Your goal:
Repeat each record exactly as written, and drop any images.

Input material:
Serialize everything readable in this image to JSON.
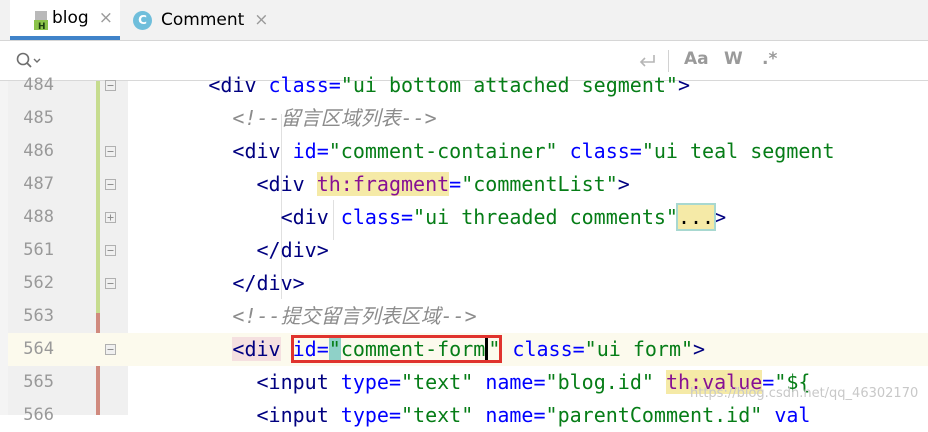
{
  "tabs": [
    {
      "label": "blog",
      "icon": "html-file-icon",
      "active": true,
      "close": "×"
    },
    {
      "label": "Comment",
      "icon": "class-c-icon",
      "icon_letter": "C",
      "active": false,
      "close": "×"
    }
  ],
  "find": {
    "placeholder": "",
    "match_case": "Aa",
    "words": "W",
    "regex": ".*"
  },
  "lines": [
    {
      "num": "484",
      "tokens": [
        {
          "t": "        ",
          "c": "text"
        },
        {
          "t": "<div ",
          "c": "tag"
        },
        {
          "t": "class=",
          "c": "attr"
        },
        {
          "t": "\"ui bottom attached segment\"",
          "c": "val"
        },
        {
          "t": ">",
          "c": "tag"
        }
      ]
    },
    {
      "num": "485",
      "tokens": [
        {
          "t": "          ",
          "c": "text"
        },
        {
          "t": "<!--留言区域列表-->",
          "c": "comment"
        }
      ]
    },
    {
      "num": "486",
      "tokens": [
        {
          "t": "          ",
          "c": "text"
        },
        {
          "t": "<div ",
          "c": "tag"
        },
        {
          "t": "id=",
          "c": "attr"
        },
        {
          "t": "\"comment-container\"",
          "c": "val"
        },
        {
          "t": " ",
          "c": "text"
        },
        {
          "t": "class=",
          "c": "attr"
        },
        {
          "t": "\"ui teal segment",
          "c": "val"
        }
      ]
    },
    {
      "num": "487",
      "tokens": [
        {
          "t": "            ",
          "c": "text"
        },
        {
          "t": "<div ",
          "c": "tag"
        },
        {
          "t": "th:fragment",
          "c": "th"
        },
        {
          "t": "=",
          "c": "attr"
        },
        {
          "t": "\"commentList\"",
          "c": "val"
        },
        {
          "t": ">",
          "c": "tag"
        }
      ]
    },
    {
      "num": "488",
      "tokens": [
        {
          "t": "              ",
          "c": "text"
        },
        {
          "t": "<div ",
          "c": "tag"
        },
        {
          "t": "class=",
          "c": "attr"
        },
        {
          "t": "\"ui threaded comments\"",
          "c": "val"
        },
        {
          "t": "...",
          "c": "dots"
        },
        {
          "t": ">",
          "c": "tag"
        }
      ]
    },
    {
      "num": "561",
      "tokens": [
        {
          "t": "            ",
          "c": "text"
        },
        {
          "t": "</div>",
          "c": "tag"
        }
      ]
    },
    {
      "num": "562",
      "tokens": [
        {
          "t": "          ",
          "c": "text"
        },
        {
          "t": "</div>",
          "c": "tag"
        }
      ]
    },
    {
      "num": "563",
      "tokens": [
        {
          "t": "          ",
          "c": "text"
        },
        {
          "t": "<!--提交留言列表区域-->",
          "c": "comment"
        }
      ]
    },
    {
      "num": "564",
      "current": true,
      "tokens": [
        {
          "t": "          ",
          "c": "text"
        },
        {
          "t": "<div",
          "c": "tag-hl"
        },
        {
          "t": " ",
          "c": "text"
        },
        {
          "t": "id=",
          "c": "attr-red-start"
        },
        {
          "t": "\"",
          "c": "quote-hl"
        },
        {
          "t": "comment-form",
          "c": "val-red"
        },
        {
          "t": "\"",
          "c": "quote-end-red"
        },
        {
          "t": " ",
          "c": "text"
        },
        {
          "t": "class=",
          "c": "attr"
        },
        {
          "t": "\"ui form\"",
          "c": "val"
        },
        {
          "t": ">",
          "c": "tag"
        }
      ]
    },
    {
      "num": "565",
      "tokens": [
        {
          "t": "            ",
          "c": "text"
        },
        {
          "t": "<input ",
          "c": "tag"
        },
        {
          "t": "type=",
          "c": "attr"
        },
        {
          "t": "\"text\"",
          "c": "val"
        },
        {
          "t": " ",
          "c": "text"
        },
        {
          "t": "name=",
          "c": "attr"
        },
        {
          "t": "\"blog.id\"",
          "c": "val"
        },
        {
          "t": " ",
          "c": "text"
        },
        {
          "t": "th:value",
          "c": "th"
        },
        {
          "t": "=",
          "c": "attr"
        },
        {
          "t": "\"${",
          "c": "val"
        }
      ]
    },
    {
      "num": "566",
      "tokens": [
        {
          "t": "            ",
          "c": "text"
        },
        {
          "t": "<input ",
          "c": "tag"
        },
        {
          "t": "type=",
          "c": "attr"
        },
        {
          "t": "\"text\"",
          "c": "val"
        },
        {
          "t": " ",
          "c": "text"
        },
        {
          "t": "name=",
          "c": "attr"
        },
        {
          "t": "\"parentComment.id\"",
          "c": "val"
        },
        {
          "t": " ",
          "c": "text"
        },
        {
          "t": "val",
          "c": "attr"
        }
      ]
    }
  ],
  "watermark": "https://blog.csdn.net/qq_46302170",
  "colors": {
    "tag": "#000080",
    "attr": "#0000ff",
    "value": "#067d17",
    "comment": "#8c8c8c",
    "thymeleaf": "#871094",
    "highlight_box": "#e0332d"
  }
}
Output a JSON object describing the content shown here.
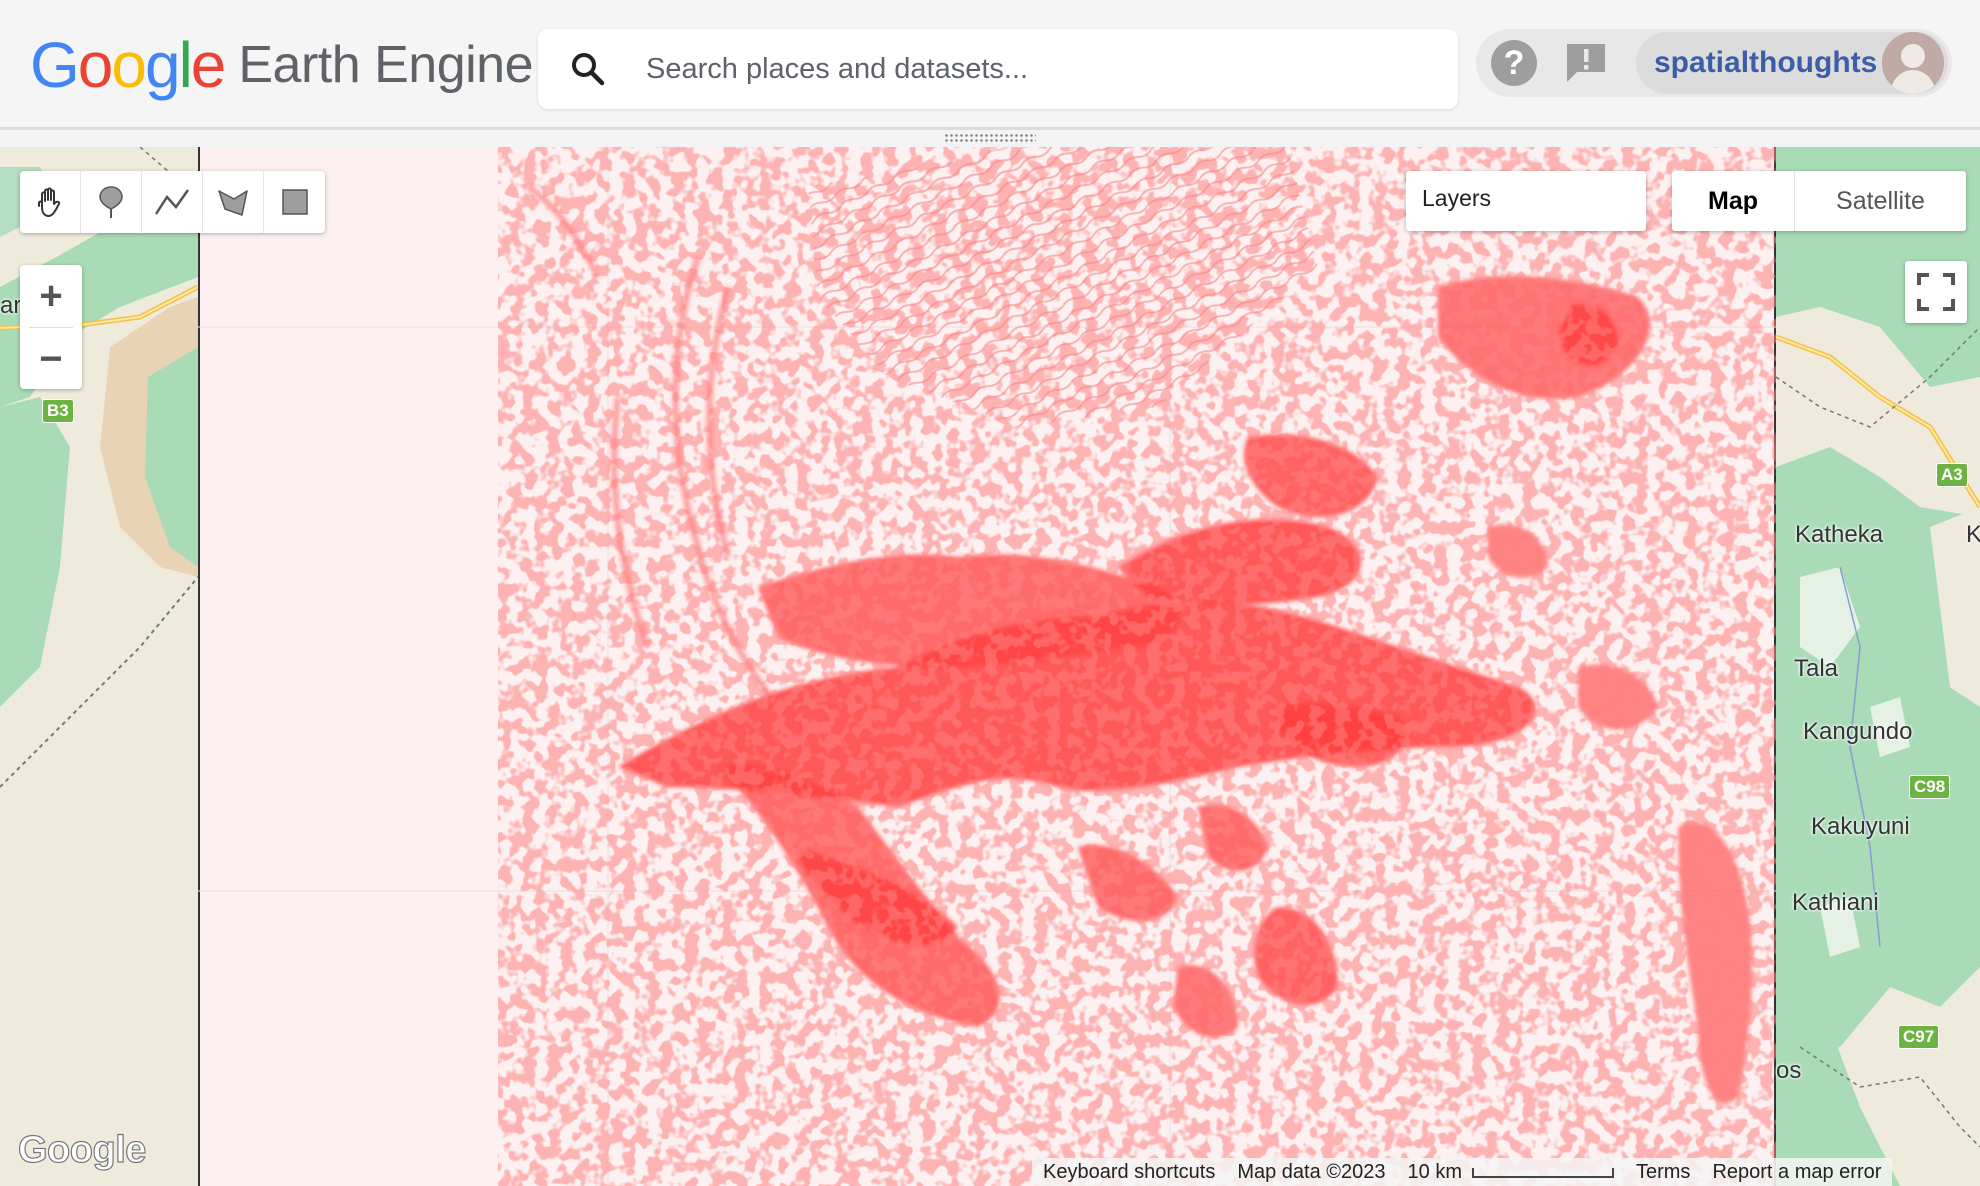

Result for this task:
Serialize everything readable in this image to JSON.
{
  "tabs": [
    {
      "label": "blog",
      "icon": "html-file-icon",
      "active": true,
      "close": "×"
    },
    {
      "label": "Comment",
      "icon": "class-c-icon",
      "icon_letter": "C",
      "active": false,
      "close": "×"
    }
  ],
  "find": {
    "placeholder": "",
    "match_case": "Aa",
    "words": "W",
    "regex": ".*"
  },
  "lines": [
    {
      "num": "484",
      "tokens": [
        {
          "t": "        ",
          "c": "text"
        },
        {
          "t": "<div ",
          "c": "tag"
        },
        {
          "t": "class=",
          "c": "attr"
        },
        {
          "t": "\"ui bottom attached segment\"",
          "c": "val"
        },
        {
          "t": ">",
          "c": "tag"
        }
      ]
    },
    {
      "num": "485",
      "tokens": [
        {
          "t": "          ",
          "c": "text"
        },
        {
          "t": "<!--留言区域列表-->",
          "c": "comment"
        }
      ]
    },
    {
      "num": "486",
      "tokens": [
        {
          "t": "          ",
          "c": "text"
        },
        {
          "t": "<div ",
          "c": "tag"
        },
        {
          "t": "id=",
          "c": "attr"
        },
        {
          "t": "\"comment-container\"",
          "c": "val"
        },
        {
          "t": " ",
          "c": "text"
        },
        {
          "t": "class=",
          "c": "attr"
        },
        {
          "t": "\"ui teal segment",
          "c": "val"
        }
      ]
    },
    {
      "num": "487",
      "tokens": [
        {
          "t": "            ",
          "c": "text"
        },
        {
          "t": "<div ",
          "c": "tag"
        },
        {
          "t": "th:fragment",
          "c": "th"
        },
        {
          "t": "=",
          "c": "attr"
        },
        {
          "t": "\"commentList\"",
          "c": "val"
        },
        {
          "t": ">",
          "c": "tag"
        }
      ]
    },
    {
      "num": "488",
      "tokens": [
        {
          "t": "              ",
          "c": "text"
        },
        {
          "t": "<div ",
          "c": "tag"
        },
        {
          "t": "class=",
          "c": "attr"
        },
        {
          "t": "\"ui threaded comments\"",
          "c": "val"
        },
        {
          "t": "...",
          "c": "dots"
        },
        {
          "t": ">",
          "c": "tag"
        }
      ]
    },
    {
      "num": "561",
      "tokens": [
        {
          "t": "            ",
          "c": "text"
        },
        {
          "t": "</div>",
          "c": "tag"
        }
      ]
    },
    {
      "num": "562",
      "tokens": [
        {
          "t": "          ",
          "c": "text"
        },
        {
          "t": "</div>",
          "c": "tag"
        }
      ]
    },
    {
      "num": "563",
      "tokens": [
        {
          "t": "          ",
          "c": "text"
        },
        {
          "t": "<!--提交留言列表区域-->",
          "c": "comment"
        }
      ]
    },
    {
      "num": "564",
      "current": true,
      "tokens": [
        {
          "t": "          ",
          "c": "text"
        },
        {
          "t": "<div",
          "c": "tag-hl"
        },
        {
          "t": " ",
          "c": "text"
        },
        {
          "t": "id=",
          "c": "attr-red-start"
        },
        {
          "t": "\"",
          "c": "quote-hl"
        },
        {
          "t": "comment-form",
          "c": "val-red"
        },
        {
          "t": "\"",
          "c": "quote-end-red"
        },
        {
          "t": " ",
          "c": "text"
        },
        {
          "t": "class=",
          "c": "attr"
        },
        {
          "t": "\"ui form\"",
          "c": "val"
        },
        {
          "t": ">",
          "c": "tag"
        }
      ]
    },
    {
      "num": "565",
      "tokens": [
        {
          "t": "            ",
          "c": "text"
        },
        {
          "t": "<input ",
          "c": "tag"
        },
        {
          "t": "type=",
          "c": "attr"
        },
        {
          "t": "\"text\"",
          "c": "val"
        },
        {
          "t": " ",
          "c": "text"
        },
        {
          "t": "name=",
          "c": "attr"
        },
        {
          "t": "\"blog.id\"",
          "c": "val"
        },
        {
          "t": " ",
          "c": "text"
        },
        {
          "t": "th:value",
          "c": "th"
        },
        {
          "t": "=",
          "c": "attr"
        },
        {
          "t": "\"${",
          "c": "val"
        }
      ]
    },
    {
      "num": "566",
      "tokens": [
        {
          "t": "            ",
          "c": "text"
        },
        {
          "t": "<input ",
          "c": "tag"
        },
        {
          "t": "type=",
          "c": "attr"
        },
        {
          "t": "\"text\"",
          "c": "val"
        },
        {
          "t": " ",
          "c": "text"
        },
        {
          "t": "name=",
          "c": "attr"
        },
        {
          "t": "\"parentComment.id\"",
          "c": "val"
        },
        {
          "t": " ",
          "c": "text"
        },
        {
          "t": "val",
          "c": "attr"
        }
      ]
    }
  ],
  "watermark": "https://blog.csdn.net/qq_46302170",
  "colors": {
    "tag": "#000080",
    "attr": "#0000ff",
    "value": "#067d17",
    "comment": "#8c8c8c",
    "thymeleaf": "#871094",
    "highlight_box": "#e0332d"
  }
}
Output a JSON object describing the content shown here.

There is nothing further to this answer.